[Written problem] Output all entries verbatim. Skip pictures.

[Exercise input]
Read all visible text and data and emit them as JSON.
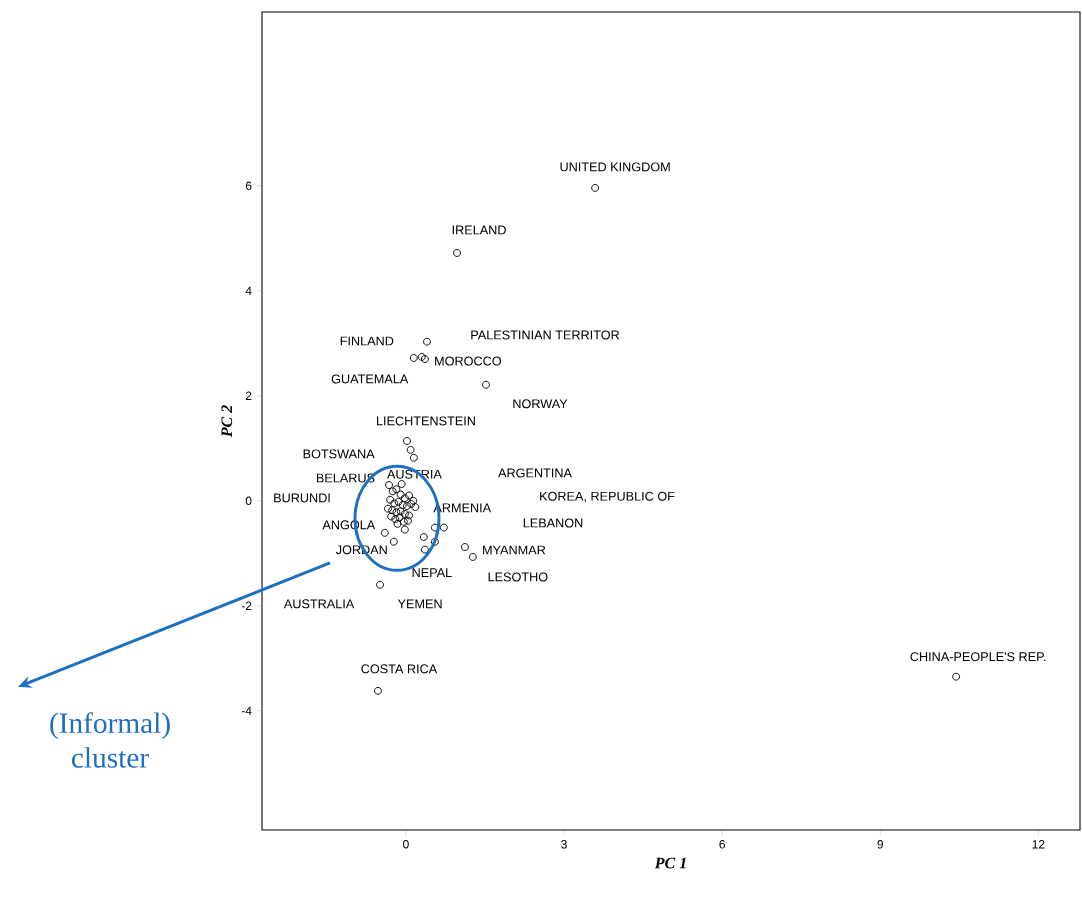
{
  "chart_data": {
    "type": "scatter",
    "xlabel": "PC 1",
    "ylabel": "PC 2",
    "color": "#000000",
    "marker": "circle",
    "x": [
      3.59,
      0.97,
      0.4,
      0.15,
      0.3,
      0.36,
      1.52,
      0.02,
      0.09,
      0.15,
      -0.02,
      0.34,
      0.55,
      0.72,
      0.55,
      0.36,
      -0.4,
      -0.23,
      1.12,
      1.27,
      -0.49,
      -0.53,
      10.44,
      -0.32,
      -0.25,
      -0.18,
      -0.1,
      -0.02,
      0.06,
      0.14,
      -0.3,
      -0.22,
      -0.14,
      -0.06,
      0.02,
      0.1,
      0.18,
      -0.34,
      -0.26,
      -0.18,
      -0.1,
      -0.02,
      0.06,
      -0.28,
      -0.2,
      -0.12,
      -0.04,
      0.04,
      -0.08,
      -0.16
    ],
    "values": [
      5.96,
      4.72,
      3.03,
      2.72,
      2.74,
      2.7,
      2.21,
      1.14,
      0.97,
      0.82,
      -0.55,
      -0.69,
      -0.51,
      -0.51,
      -0.78,
      -0.93,
      -0.61,
      -0.78,
      -0.88,
      -1.07,
      -1.6,
      -3.62,
      -3.35,
      0.3,
      0.18,
      0.22,
      0.12,
      0.05,
      0.1,
      0.0,
      0.02,
      -0.05,
      -0.02,
      -0.08,
      -0.1,
      -0.06,
      -0.12,
      -0.15,
      -0.18,
      -0.22,
      -0.2,
      -0.25,
      -0.28,
      -0.3,
      -0.35,
      -0.32,
      -0.4,
      -0.38,
      0.32,
      -0.44
    ],
    "xlim": [
      -2.73,
      12.79
    ],
    "ylim": [
      -6.27,
      9.31
    ],
    "xticks": [
      0,
      3,
      6,
      9,
      12
    ],
    "yticks": [
      -4,
      -2,
      0,
      2,
      4,
      6
    ],
    "annotations": [
      {
        "text": "UNITED KINGDOM",
        "x": 3.59,
        "y": 5.96
      },
      {
        "text": "IRELAND",
        "x": 0.97,
        "y": 4.72
      },
      {
        "text": "FINLAND",
        "x": 0.15,
        "y": 2.72
      },
      "PALESTINIAN TERRITOR",
      {
        "text": "MOROCCO",
        "x": 0.36,
        "y": 2.7
      },
      {
        "text": "GUATEMALA",
        "x": 0.3,
        "y": 2.74
      },
      {
        "text": "NORWAY",
        "x": 1.52,
        "y": 2.21
      },
      {
        "text": "LIECHTENSTEIN",
        "x": 0.02,
        "y": 1.14
      },
      {
        "text": "BOTSWANA",
        "x": 0.09,
        "y": 0.97
      },
      {
        "text": "BELARUS",
        "x": -0.16,
        "y": 0.32
      },
      {
        "text": "AUSTRIA",
        "x": -0.18,
        "y": 0.22
      },
      "ARGENTINA",
      "BURUNDI",
      {
        "text": "ARMENIA",
        "x": 0.14,
        "y": 0.0
      },
      "KOREA, REPUBLIC OF",
      {
        "text": "ANGOLA",
        "x": -0.4,
        "y": -0.61
      },
      "LEBANON",
      {
        "text": "JORDAN",
        "x": -0.23,
        "y": -0.78
      },
      {
        "text": "MYANMAR",
        "x": 1.12,
        "y": -0.88
      },
      {
        "text": "NEPAL",
        "x": 0.36,
        "y": -0.93
      },
      {
        "text": "LESOTHO",
        "x": 1.27,
        "y": -1.07
      },
      {
        "text": "AUSTRALIA",
        "x": -0.49,
        "y": -1.6
      },
      {
        "text": "YEMEN",
        "x": -0.49,
        "y": -1.6
      },
      {
        "text": "COSTA RICA",
        "x": -0.53,
        "y": -3.62
      },
      {
        "text": "CHINA-PEOPLE'S REP.",
        "x": 10.44,
        "y": -3.35
      },
      "(Informal) cluster"
    ]
  }
}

[Task output]
Read all visible text and data and emit them as JSON.
{
  "chart_data": {
    "type": "scatter",
    "xlabel": "PC 1",
    "ylabel": "PC 2",
    "color": "#000000",
    "marker": "circle",
    "x": [
      3.59,
      0.97,
      0.4,
      0.15,
      0.3,
      0.36,
      1.52,
      0.02,
      0.09,
      0.15,
      -0.02,
      0.34,
      0.55,
      0.72,
      0.55,
      0.36,
      -0.4,
      -0.23,
      1.12,
      1.27,
      -0.49,
      -0.53,
      10.44,
      -0.32,
      -0.25,
      -0.18,
      -0.1,
      -0.02,
      0.06,
      0.14,
      -0.3,
      -0.22,
      -0.14,
      -0.06,
      0.02,
      0.1,
      0.18,
      -0.34,
      -0.26,
      -0.18,
      -0.1,
      -0.02,
      0.06,
      -0.28,
      -0.2,
      -0.12,
      -0.04,
      0.04,
      -0.08,
      -0.16
    ],
    "values": [
      5.96,
      4.72,
      3.03,
      2.72,
      2.74,
      2.7,
      2.21,
      1.14,
      0.97,
      0.82,
      -0.55,
      -0.69,
      -0.51,
      -0.51,
      -0.78,
      -0.93,
      -0.61,
      -0.78,
      -0.88,
      -1.07,
      -1.6,
      -3.62,
      -3.35,
      0.3,
      0.18,
      0.22,
      0.12,
      0.05,
      0.1,
      0.0,
      0.02,
      -0.05,
      -0.02,
      -0.08,
      -0.1,
      -0.06,
      -0.12,
      -0.15,
      -0.18,
      -0.22,
      -0.2,
      -0.25,
      -0.28,
      -0.3,
      -0.35,
      -0.32,
      -0.4,
      -0.38,
      0.32,
      -0.44
    ],
    "xlim": [
      -2.73,
      12.79
    ],
    "ylim": [
      -6.27,
      9.31
    ],
    "xticks": [
      0,
      3,
      6,
      9,
      12
    ],
    "yticks": [
      -4,
      -2,
      0,
      2,
      4,
      6
    ],
    "annotations": [
      {
        "text": "UNITED KINGDOM",
        "x": 3.59,
        "y": 5.96
      },
      {
        "text": "IRELAND",
        "x": 0.97,
        "y": 4.72
      },
      {
        "text": "FINLAND",
        "x": 0.15,
        "y": 2.72
      },
      "PALESTINIAN TERRITOR",
      {
        "text": "MOROCCO",
        "x": 0.36,
        "y": 2.7
      },
      {
        "text": "GUATEMALA",
        "x": 0.3,
        "y": 2.74
      },
      {
        "text": "NORWAY",
        "x": 1.52,
        "y": 2.21
      },
      {
        "text": "LIECHTENSTEIN",
        "x": 0.02,
        "y": 1.14
      },
      {
        "text": "BOTSWANA",
        "x": 0.09,
        "y": 0.97
      },
      {
        "text": "BELARUS",
        "x": -0.16,
        "y": 0.32
      },
      {
        "text": "AUSTRIA",
        "x": -0.18,
        "y": 0.22
      },
      "ARGENTINA",
      "BURUNDI",
      {
        "text": "ARMENIA",
        "x": 0.14,
        "y": 0.0
      },
      "KOREA, REPUBLIC OF",
      {
        "text": "ANGOLA",
        "x": -0.4,
        "y": -0.61
      },
      "LEBANON",
      {
        "text": "JORDAN",
        "x": -0.23,
        "y": -0.78
      },
      {
        "text": "MYANMAR",
        "x": 1.12,
        "y": -0.88
      },
      {
        "text": "NEPAL",
        "x": 0.36,
        "y": -0.93
      },
      {
        "text": "LESOTHO",
        "x": 1.27,
        "y": -1.07
      },
      {
        "text": "AUSTRALIA",
        "x": -0.49,
        "y": -1.6
      },
      {
        "text": "YEMEN",
        "x": -0.49,
        "y": -1.6
      },
      {
        "text": "COSTA RICA",
        "x": -0.53,
        "y": -3.62
      },
      {
        "text": "CHINA-PEOPLE'S REP.",
        "x": 10.44,
        "y": -3.35
      },
      "(Informal) cluster"
    ]
  }
}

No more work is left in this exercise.